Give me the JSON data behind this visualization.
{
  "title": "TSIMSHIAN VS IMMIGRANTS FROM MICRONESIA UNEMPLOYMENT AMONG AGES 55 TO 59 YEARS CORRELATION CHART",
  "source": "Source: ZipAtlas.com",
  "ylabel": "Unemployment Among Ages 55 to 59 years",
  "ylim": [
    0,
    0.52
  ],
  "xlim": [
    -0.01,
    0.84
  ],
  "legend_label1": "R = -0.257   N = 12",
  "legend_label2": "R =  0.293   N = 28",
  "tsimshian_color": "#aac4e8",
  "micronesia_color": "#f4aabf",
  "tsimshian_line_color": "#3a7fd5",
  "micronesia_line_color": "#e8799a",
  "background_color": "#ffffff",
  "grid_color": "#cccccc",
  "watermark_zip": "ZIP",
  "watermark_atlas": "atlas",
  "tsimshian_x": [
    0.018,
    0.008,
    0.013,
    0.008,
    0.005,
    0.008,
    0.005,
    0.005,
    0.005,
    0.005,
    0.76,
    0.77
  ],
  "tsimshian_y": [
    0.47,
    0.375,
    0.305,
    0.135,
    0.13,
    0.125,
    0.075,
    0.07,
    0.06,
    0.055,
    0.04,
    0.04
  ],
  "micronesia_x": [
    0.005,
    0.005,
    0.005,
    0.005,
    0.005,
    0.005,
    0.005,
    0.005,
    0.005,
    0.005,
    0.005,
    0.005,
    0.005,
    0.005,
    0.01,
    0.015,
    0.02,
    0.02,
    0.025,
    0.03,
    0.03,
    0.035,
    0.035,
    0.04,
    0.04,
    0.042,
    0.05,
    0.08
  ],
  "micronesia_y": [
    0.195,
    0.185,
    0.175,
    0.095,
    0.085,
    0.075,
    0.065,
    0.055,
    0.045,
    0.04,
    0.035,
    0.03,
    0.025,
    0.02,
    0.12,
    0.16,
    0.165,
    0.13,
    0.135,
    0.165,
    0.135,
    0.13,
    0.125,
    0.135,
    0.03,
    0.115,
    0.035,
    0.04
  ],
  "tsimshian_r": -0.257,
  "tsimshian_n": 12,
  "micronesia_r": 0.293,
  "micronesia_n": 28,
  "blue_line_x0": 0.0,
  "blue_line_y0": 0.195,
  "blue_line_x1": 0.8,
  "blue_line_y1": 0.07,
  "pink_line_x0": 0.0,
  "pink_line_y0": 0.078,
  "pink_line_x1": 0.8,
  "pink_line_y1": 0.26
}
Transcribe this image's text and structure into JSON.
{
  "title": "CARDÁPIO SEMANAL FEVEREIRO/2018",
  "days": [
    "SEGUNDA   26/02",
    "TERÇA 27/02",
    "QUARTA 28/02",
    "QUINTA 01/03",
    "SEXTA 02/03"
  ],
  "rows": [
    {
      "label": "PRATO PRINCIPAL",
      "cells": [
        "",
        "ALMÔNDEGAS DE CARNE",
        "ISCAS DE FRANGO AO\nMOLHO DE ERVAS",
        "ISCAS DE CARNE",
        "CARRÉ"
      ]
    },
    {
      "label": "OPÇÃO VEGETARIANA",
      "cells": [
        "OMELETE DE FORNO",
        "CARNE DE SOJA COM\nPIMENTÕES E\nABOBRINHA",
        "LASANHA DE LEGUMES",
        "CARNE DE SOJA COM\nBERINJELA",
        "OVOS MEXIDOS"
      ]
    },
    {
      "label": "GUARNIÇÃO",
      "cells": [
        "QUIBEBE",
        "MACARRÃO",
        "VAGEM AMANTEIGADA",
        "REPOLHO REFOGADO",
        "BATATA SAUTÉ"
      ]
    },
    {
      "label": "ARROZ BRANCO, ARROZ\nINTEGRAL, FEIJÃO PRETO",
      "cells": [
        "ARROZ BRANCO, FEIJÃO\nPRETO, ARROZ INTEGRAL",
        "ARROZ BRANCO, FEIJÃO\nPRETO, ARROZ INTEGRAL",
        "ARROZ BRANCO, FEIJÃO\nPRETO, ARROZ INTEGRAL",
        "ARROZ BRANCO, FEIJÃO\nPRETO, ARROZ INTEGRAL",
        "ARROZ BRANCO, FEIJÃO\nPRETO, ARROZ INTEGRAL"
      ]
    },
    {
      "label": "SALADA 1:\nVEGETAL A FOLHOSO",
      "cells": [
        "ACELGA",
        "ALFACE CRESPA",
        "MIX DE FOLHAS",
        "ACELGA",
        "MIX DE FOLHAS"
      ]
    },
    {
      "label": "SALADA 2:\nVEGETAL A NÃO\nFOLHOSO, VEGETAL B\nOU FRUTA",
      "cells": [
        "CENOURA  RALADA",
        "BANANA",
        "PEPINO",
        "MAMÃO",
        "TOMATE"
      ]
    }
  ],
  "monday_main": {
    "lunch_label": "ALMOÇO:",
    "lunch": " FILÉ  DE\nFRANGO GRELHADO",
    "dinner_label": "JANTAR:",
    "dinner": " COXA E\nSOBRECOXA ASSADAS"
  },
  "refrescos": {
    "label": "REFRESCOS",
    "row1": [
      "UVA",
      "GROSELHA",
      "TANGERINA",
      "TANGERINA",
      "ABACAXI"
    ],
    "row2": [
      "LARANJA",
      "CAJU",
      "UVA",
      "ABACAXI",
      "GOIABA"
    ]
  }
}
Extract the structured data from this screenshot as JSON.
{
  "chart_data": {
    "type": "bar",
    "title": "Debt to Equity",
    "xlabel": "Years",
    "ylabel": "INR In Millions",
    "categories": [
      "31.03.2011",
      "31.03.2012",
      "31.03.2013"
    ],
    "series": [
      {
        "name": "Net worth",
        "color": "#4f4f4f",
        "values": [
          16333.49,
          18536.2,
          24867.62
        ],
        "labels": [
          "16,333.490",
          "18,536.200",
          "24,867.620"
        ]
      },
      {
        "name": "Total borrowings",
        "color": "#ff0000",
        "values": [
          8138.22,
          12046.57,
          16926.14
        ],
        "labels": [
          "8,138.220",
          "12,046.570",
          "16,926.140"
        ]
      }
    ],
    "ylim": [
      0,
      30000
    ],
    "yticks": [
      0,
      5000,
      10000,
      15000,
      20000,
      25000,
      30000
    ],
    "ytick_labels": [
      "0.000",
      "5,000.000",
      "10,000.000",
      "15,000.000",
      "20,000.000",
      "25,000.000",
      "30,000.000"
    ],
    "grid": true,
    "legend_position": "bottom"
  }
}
● ● ● ● ●
What this task involves: Repeat every record exactly as written, please.

Answer in full:
Give me the JSON data behind this visualization.
{
  "title": "TSIMSHIAN VS IMMIGRANTS FROM MICRONESIA UNEMPLOYMENT AMONG AGES 55 TO 59 YEARS CORRELATION CHART",
  "source": "Source: ZipAtlas.com",
  "ylabel": "Unemployment Among Ages 55 to 59 years",
  "ylim": [
    0,
    0.52
  ],
  "xlim": [
    -0.01,
    0.84
  ],
  "legend_label1": "R = -0.257   N = 12",
  "legend_label2": "R =  0.293   N = 28",
  "tsimshian_color": "#aac4e8",
  "micronesia_color": "#f4aabf",
  "tsimshian_line_color": "#3a7fd5",
  "micronesia_line_color": "#e8799a",
  "background_color": "#ffffff",
  "grid_color": "#cccccc",
  "watermark_zip": "ZIP",
  "watermark_atlas": "atlas",
  "tsimshian_x": [
    0.018,
    0.008,
    0.013,
    0.008,
    0.005,
    0.008,
    0.005,
    0.005,
    0.005,
    0.005,
    0.76,
    0.77
  ],
  "tsimshian_y": [
    0.47,
    0.375,
    0.305,
    0.135,
    0.13,
    0.125,
    0.075,
    0.07,
    0.06,
    0.055,
    0.04,
    0.04
  ],
  "micronesia_x": [
    0.005,
    0.005,
    0.005,
    0.005,
    0.005,
    0.005,
    0.005,
    0.005,
    0.005,
    0.005,
    0.005,
    0.005,
    0.005,
    0.005,
    0.01,
    0.015,
    0.02,
    0.02,
    0.025,
    0.03,
    0.03,
    0.035,
    0.035,
    0.04,
    0.04,
    0.042,
    0.05,
    0.08
  ],
  "micronesia_y": [
    0.195,
    0.185,
    0.175,
    0.095,
    0.085,
    0.075,
    0.065,
    0.055,
    0.045,
    0.04,
    0.035,
    0.03,
    0.025,
    0.02,
    0.12,
    0.16,
    0.165,
    0.13,
    0.135,
    0.165,
    0.135,
    0.13,
    0.125,
    0.135,
    0.03,
    0.115,
    0.035,
    0.04
  ],
  "tsimshian_r": -0.257,
  "tsimshian_n": 12,
  "micronesia_r": 0.293,
  "micronesia_n": 28,
  "blue_line_x0": 0.0,
  "blue_line_y0": 0.195,
  "blue_line_x1": 0.8,
  "blue_line_y1": 0.07,
  "pink_line_x0": 0.0,
  "pink_line_y0": 0.078,
  "pink_line_x1": 0.8,
  "pink_line_y1": 0.26
}
Transcribe this image's text and structure into JSON.
{
  "title": "CARDÁPIO SEMANAL FEVEREIRO/2018",
  "days": [
    "SEGUNDA   26/02",
    "TERÇA 27/02",
    "QUARTA 28/02",
    "QUINTA 01/03",
    "SEXTA 02/03"
  ],
  "rows": [
    {
      "label": "PRATO PRINCIPAL",
      "cells": [
        "",
        "ALMÔNDEGAS DE CARNE",
        "ISCAS DE FRANGO AO\nMOLHO DE ERVAS",
        "ISCAS DE CARNE",
        "CARRÉ"
      ]
    },
    {
      "label": "OPÇÃO VEGETARIANA",
      "cells": [
        "OMELETE DE FORNO",
        "CARNE DE SOJA COM\nPIMENTÕES E\nABOBRINHA",
        "LASANHA DE LEGUMES",
        "CARNE DE SOJA COM\nBERINJELA",
        "OVOS MEXIDOS"
      ]
    },
    {
      "label": "GUARNIÇÃO",
      "cells": [
        "QUIBEBE",
        "MACARRÃO",
        "VAGEM AMANTEIGADA",
        "REPOLHO REFOGADO",
        "BATATA SAUTÉ"
      ]
    },
    {
      "label": "ARROZ BRANCO, ARROZ\nINTEGRAL, FEIJÃO PRETO",
      "cells": [
        "ARROZ BRANCO, FEIJÃO\nPRETO, ARROZ INTEGRAL",
        "ARROZ BRANCO, FEIJÃO\nPRETO, ARROZ INTEGRAL",
        "ARROZ BRANCO, FEIJÃO\nPRETO, ARROZ INTEGRAL",
        "ARROZ BRANCO, FEIJÃO\nPRETO, ARROZ INTEGRAL",
        "ARROZ BRANCO, FEIJÃO\nPRETO, ARROZ INTEGRAL"
      ]
    },
    {
      "label": "SALADA 1:\nVEGETAL A FOLHOSO",
      "cells": [
        "ACELGA",
        "ALFACE CRESPA",
        "MIX DE FOLHAS",
        "ACELGA",
        "MIX DE FOLHAS"
      ]
    },
    {
      "label": "SALADA 2:\nVEGETAL A NÃO\nFOLHOSO, VEGETAL B\nOU FRUTA",
      "cells": [
        "CENOURA  RALADA",
        "BANANA",
        "PEPINO",
        "MAMÃO",
        "TOMATE"
      ]
    }
  ],
  "monday_main": {
    "lunch_label": "ALMOÇO:",
    "lunch": " FILÉ  DE\nFRANGO GRELHADO",
    "dinner_label": "JANTAR:",
    "dinner": " COXA E\nSOBRECOXA ASSADAS"
  },
  "refrescos": {
    "label": "REFRESCOS",
    "row1": [
      "UVA",
      "GROSELHA",
      "TANGERINA",
      "TANGERINA",
      "ABACAXI"
    ],
    "row2": [
      "LARANJA",
      "CAJU",
      "UVA",
      "ABACAXI",
      "GOIABA"
    ]
  }
}
Extract the structured data from this screenshot as JSON.
{
  "chart_data": {
    "type": "bar",
    "title": "Debt to Equity",
    "xlabel": "Years",
    "ylabel": "INR In Millions",
    "categories": [
      "31.03.2011",
      "31.03.2012",
      "31.03.2013"
    ],
    "series": [
      {
        "name": "Net worth",
        "color": "#4f4f4f",
        "values": [
          16333.49,
          18536.2,
          24867.62
        ],
        "labels": [
          "16,333.490",
          "18,536.200",
          "24,867.620"
        ]
      },
      {
        "name": "Total borrowings",
        "color": "#ff0000",
        "values": [
          8138.22,
          12046.57,
          16926.14
        ],
        "labels": [
          "8,138.220",
          "12,046.570",
          "16,926.140"
        ]
      }
    ],
    "ylim": [
      0,
      30000
    ],
    "yticks": [
      0,
      5000,
      10000,
      15000,
      20000,
      25000,
      30000
    ],
    "ytick_labels": [
      "0.000",
      "5,000.000",
      "10,000.000",
      "15,000.000",
      "20,000.000",
      "25,000.000",
      "30,000.000"
    ],
    "grid": true,
    "legend_position": "bottom"
  }
}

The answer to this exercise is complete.